**DIRECTIONS FOR THIS TASK**
Reproduce the entire listing word for word.

**MATERIAL**
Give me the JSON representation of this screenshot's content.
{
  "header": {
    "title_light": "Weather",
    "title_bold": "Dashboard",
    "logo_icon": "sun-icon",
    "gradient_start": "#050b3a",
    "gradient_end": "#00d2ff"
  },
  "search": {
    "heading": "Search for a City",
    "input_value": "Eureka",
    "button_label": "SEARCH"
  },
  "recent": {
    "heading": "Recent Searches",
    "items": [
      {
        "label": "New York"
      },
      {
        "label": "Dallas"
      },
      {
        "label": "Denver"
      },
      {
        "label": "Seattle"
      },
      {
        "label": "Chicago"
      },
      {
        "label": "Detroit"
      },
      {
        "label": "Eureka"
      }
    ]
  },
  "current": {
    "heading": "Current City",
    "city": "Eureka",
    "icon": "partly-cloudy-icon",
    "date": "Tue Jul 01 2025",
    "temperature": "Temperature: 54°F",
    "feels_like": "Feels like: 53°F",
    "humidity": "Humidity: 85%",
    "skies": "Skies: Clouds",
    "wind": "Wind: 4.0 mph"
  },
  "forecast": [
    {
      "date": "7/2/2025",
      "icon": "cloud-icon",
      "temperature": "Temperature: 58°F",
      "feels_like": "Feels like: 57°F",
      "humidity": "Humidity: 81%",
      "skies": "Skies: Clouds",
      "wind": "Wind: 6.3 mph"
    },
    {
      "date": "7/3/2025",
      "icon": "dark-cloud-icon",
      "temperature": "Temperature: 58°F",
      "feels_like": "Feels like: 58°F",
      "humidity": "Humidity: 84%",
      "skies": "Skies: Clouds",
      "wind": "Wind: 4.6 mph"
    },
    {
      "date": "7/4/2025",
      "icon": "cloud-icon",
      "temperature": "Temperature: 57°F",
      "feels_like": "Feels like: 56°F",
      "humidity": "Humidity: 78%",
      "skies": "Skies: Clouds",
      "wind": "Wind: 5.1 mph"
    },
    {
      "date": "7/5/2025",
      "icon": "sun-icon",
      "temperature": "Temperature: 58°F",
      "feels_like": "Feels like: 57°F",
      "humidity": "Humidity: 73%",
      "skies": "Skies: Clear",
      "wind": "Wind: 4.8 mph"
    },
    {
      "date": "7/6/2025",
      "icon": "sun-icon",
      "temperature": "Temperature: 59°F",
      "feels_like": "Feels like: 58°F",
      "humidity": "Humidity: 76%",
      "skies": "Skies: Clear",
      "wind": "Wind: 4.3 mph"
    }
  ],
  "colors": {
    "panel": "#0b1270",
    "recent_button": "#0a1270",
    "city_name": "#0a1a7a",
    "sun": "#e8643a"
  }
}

**PROBLEM SOLUTION**
Give me the JSON representation of this screenshot's content.
{
  "header": {
    "title_light": "Weather",
    "title_bold": "Dashboard",
    "logo_icon": "sun-icon",
    "gradient_start": "#050b3a",
    "gradient_end": "#00d2ff"
  },
  "search": {
    "heading": "Search for a City",
    "input_value": "Eureka",
    "button_label": "SEARCH"
  },
  "recent": {
    "heading": "Recent Searches",
    "items": [
      {
        "label": "New York"
      },
      {
        "label": "Dallas"
      },
      {
        "label": "Denver"
      },
      {
        "label": "Seattle"
      },
      {
        "label": "Chicago"
      },
      {
        "label": "Detroit"
      },
      {
        "label": "Eureka"
      }
    ]
  },
  "current": {
    "heading": "Current City",
    "city": "Eureka",
    "icon": "partly-cloudy-icon",
    "date": "Tue Jul 01 2025",
    "temperature": "Temperature: 54°F",
    "feels_like": "Feels like: 53°F",
    "humidity": "Humidity: 85%",
    "skies": "Skies: Clouds",
    "wind": "Wind: 4.0 mph"
  },
  "forecast": [
    {
      "date": "7/2/2025",
      "icon": "cloud-icon",
      "temperature": "Temperature: 58°F",
      "feels_like": "Feels like: 57°F",
      "humidity": "Humidity: 81%",
      "skies": "Skies: Clouds",
      "wind": "Wind: 6.3 mph"
    },
    {
      "date": "7/3/2025",
      "icon": "dark-cloud-icon",
      "temperature": "Temperature: 58°F",
      "feels_like": "Feels like: 58°F",
      "humidity": "Humidity: 84%",
      "skies": "Skies: Clouds",
      "wind": "Wind: 4.6 mph"
    },
    {
      "date": "7/4/2025",
      "icon": "cloud-icon",
      "temperature": "Temperature: 57°F",
      "feels_like": "Feels like: 56°F",
      "humidity": "Humidity: 78%",
      "skies": "Skies: Clouds",
      "wind": "Wind: 5.1 mph"
    },
    {
      "date": "7/5/2025",
      "icon": "sun-icon",
      "temperature": "Temperature: 58°F",
      "feels_like": "Feels like: 57°F",
      "humidity": "Humidity: 73%",
      "skies": "Skies: Clear",
      "wind": "Wind: 4.8 mph"
    },
    {
      "date": "7/6/2025",
      "icon": "sun-icon",
      "temperature": "Temperature: 59°F",
      "feels_like": "Feels like: 58°F",
      "humidity": "Humidity: 76%",
      "skies": "Skies: Clear",
      "wind": "Wind: 4.3 mph"
    }
  ],
  "colors": {
    "panel": "#0b1270",
    "recent_button": "#0a1270",
    "city_name": "#0a1a7a",
    "sun": "#e8643a"
  }
}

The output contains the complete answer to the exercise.